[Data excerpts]
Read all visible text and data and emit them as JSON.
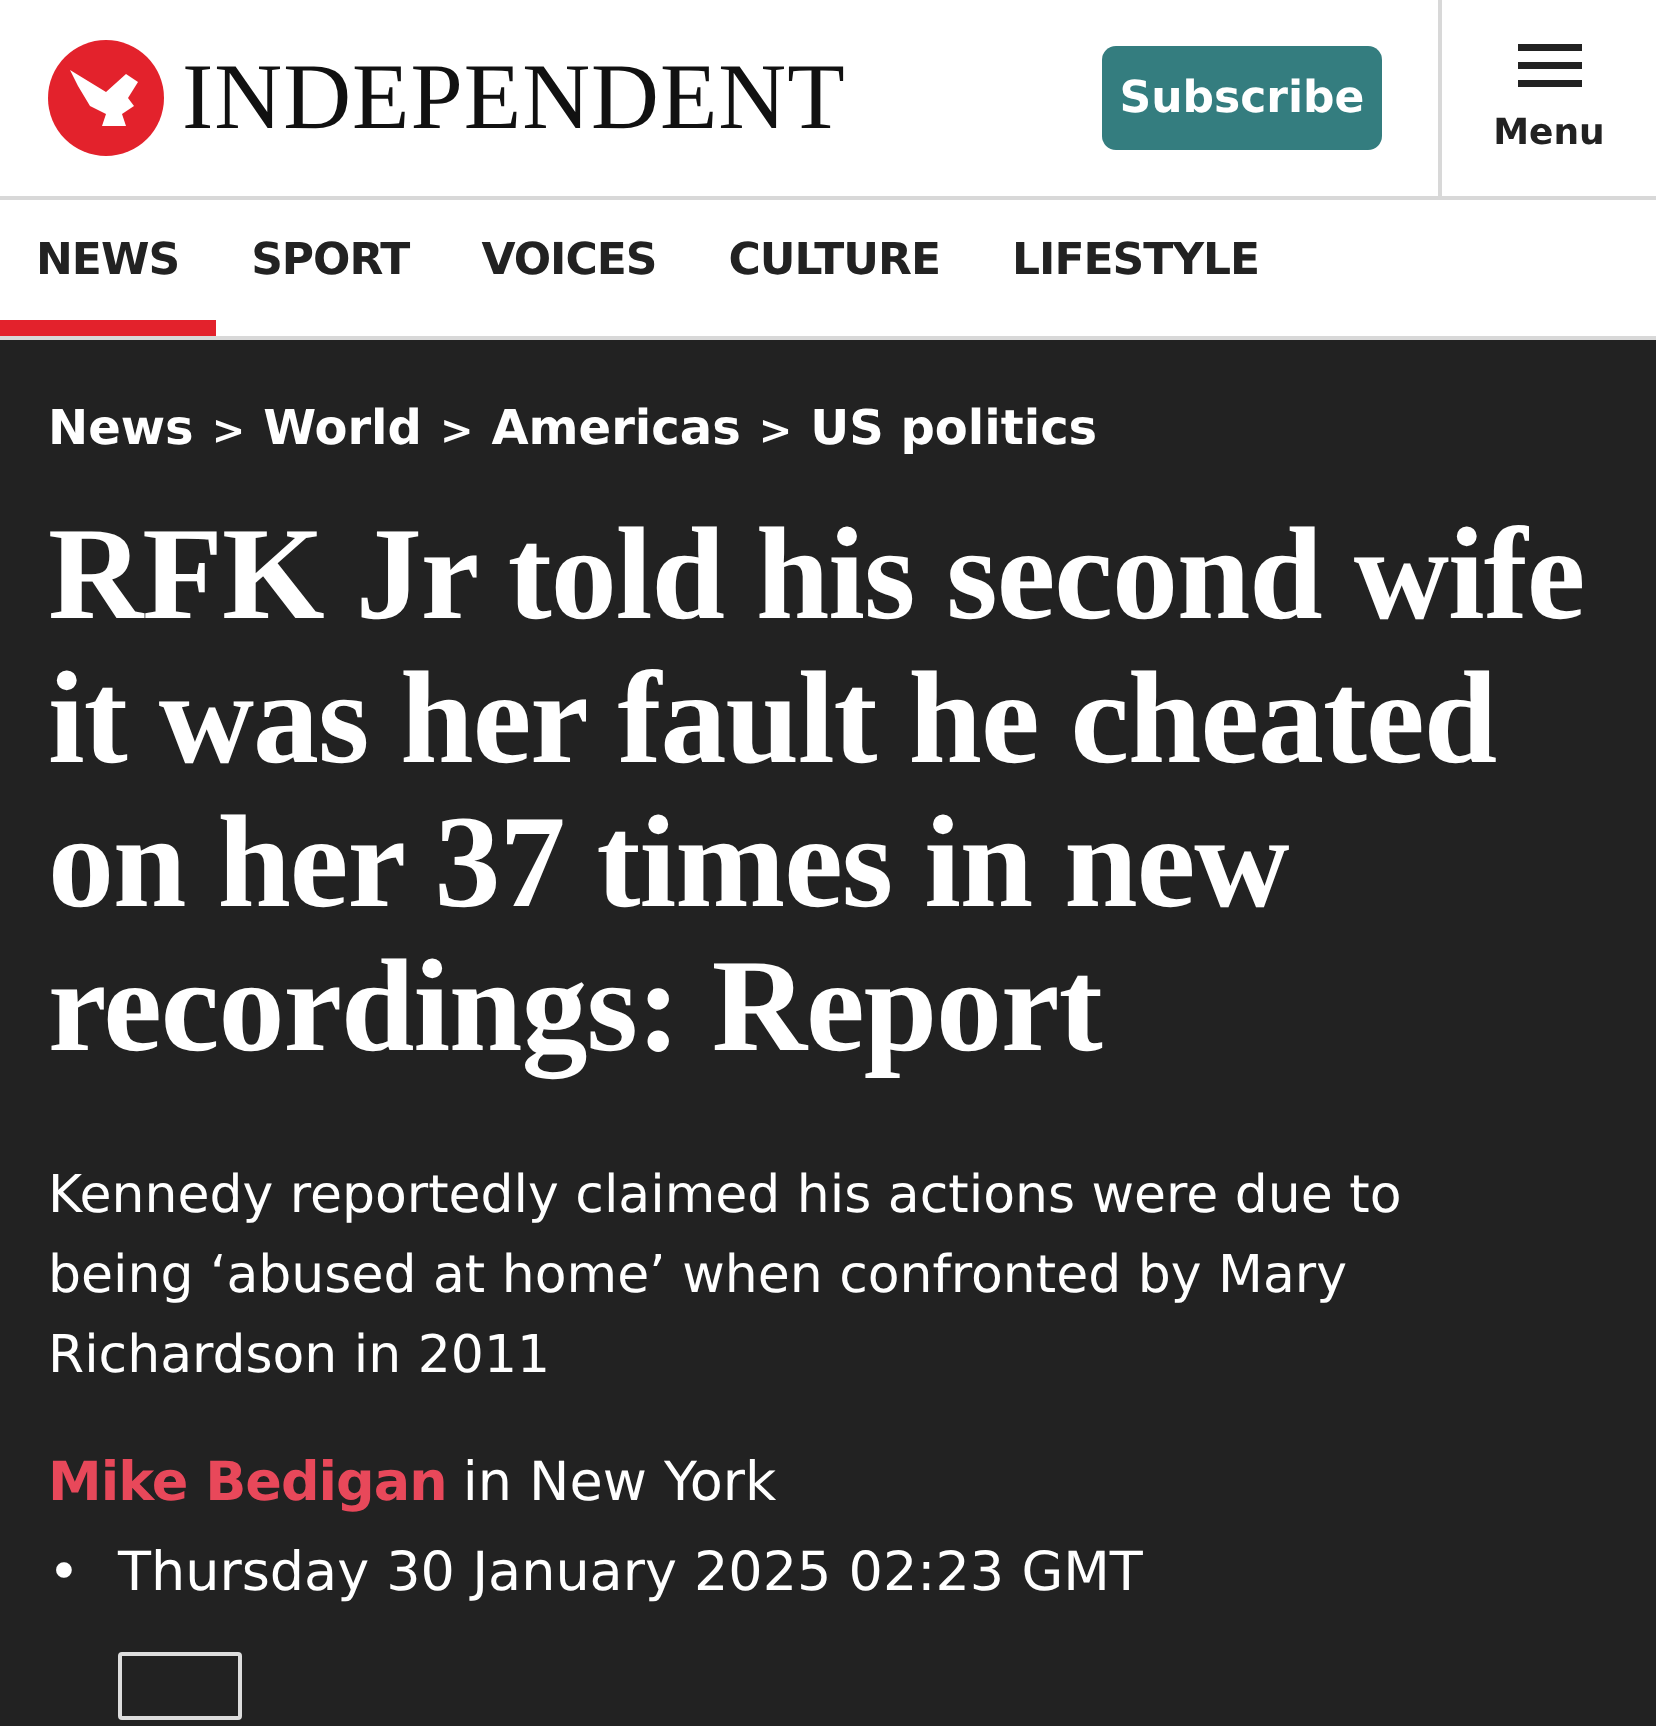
{
  "header": {
    "logo": "INDEPENDENT",
    "subscribe": "Subscribe",
    "menu": "Menu"
  },
  "tabs": [
    {
      "label": "NEWS",
      "selected": true
    },
    {
      "label": "SPORT",
      "selected": false
    },
    {
      "label": "VOICES",
      "selected": false
    },
    {
      "label": "CULTURE",
      "selected": false
    },
    {
      "label": "LIFESTYLE",
      "selected": false
    }
  ],
  "breadcrumb": [
    {
      "kind": "link",
      "text": "News"
    },
    {
      "kind": "separator",
      "text": ">"
    },
    {
      "kind": "link",
      "text": "World"
    },
    {
      "kind": "separator",
      "text": ">"
    },
    {
      "kind": "link",
      "text": "Americas"
    },
    {
      "kind": "separator",
      "text": ">"
    },
    {
      "kind": "link",
      "text": "US politics"
    }
  ],
  "headline": "RFK Jr told his second wife it was her fault he cheated on her 37 times in new recordings: Report",
  "standfirst": "Kennedy reportedly claimed his actions were due to being ‘abused at home’ when confronted by Mary Richardson in 2011",
  "byline": {
    "author": "Mike Bedigan",
    "location": "in New York"
  },
  "date": {
    "bullet": "•",
    "text": "Thursday 30 January 2025 02:23 GMT"
  }
}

**TASK OBJECTIVE:** Leave out the pictures and transcribe the entries above exactly.

**REPLY:**
Read all visible text and data and emit them as JSON.
{
  "header": {
    "logo": "INDEPENDENT",
    "subscribe": "Subscribe",
    "menu": "Menu"
  },
  "tabs": [
    {
      "label": "NEWS",
      "selected": true
    },
    {
      "label": "SPORT",
      "selected": false
    },
    {
      "label": "VOICES",
      "selected": false
    },
    {
      "label": "CULTURE",
      "selected": false
    },
    {
      "label": "LIFESTYLE",
      "selected": false
    }
  ],
  "breadcrumb": [
    {
      "kind": "link",
      "text": "News"
    },
    {
      "kind": "separator",
      "text": ">"
    },
    {
      "kind": "link",
      "text": "World"
    },
    {
      "kind": "separator",
      "text": ">"
    },
    {
      "kind": "link",
      "text": "Americas"
    },
    {
      "kind": "separator",
      "text": ">"
    },
    {
      "kind": "link",
      "text": "US politics"
    }
  ],
  "headline": "RFK Jr told his second wife it was her fault he cheated on her 37 times in new recordings: Report",
  "standfirst": "Kennedy reportedly claimed his actions were due to being ‘abused at home’ when confronted by Mary Richardson in 2011",
  "byline": {
    "author": "Mike Bedigan",
    "location": "in New York"
  },
  "date": {
    "bullet": "•",
    "text": "Thursday 30 January 2025 02:23 GMT"
  }
}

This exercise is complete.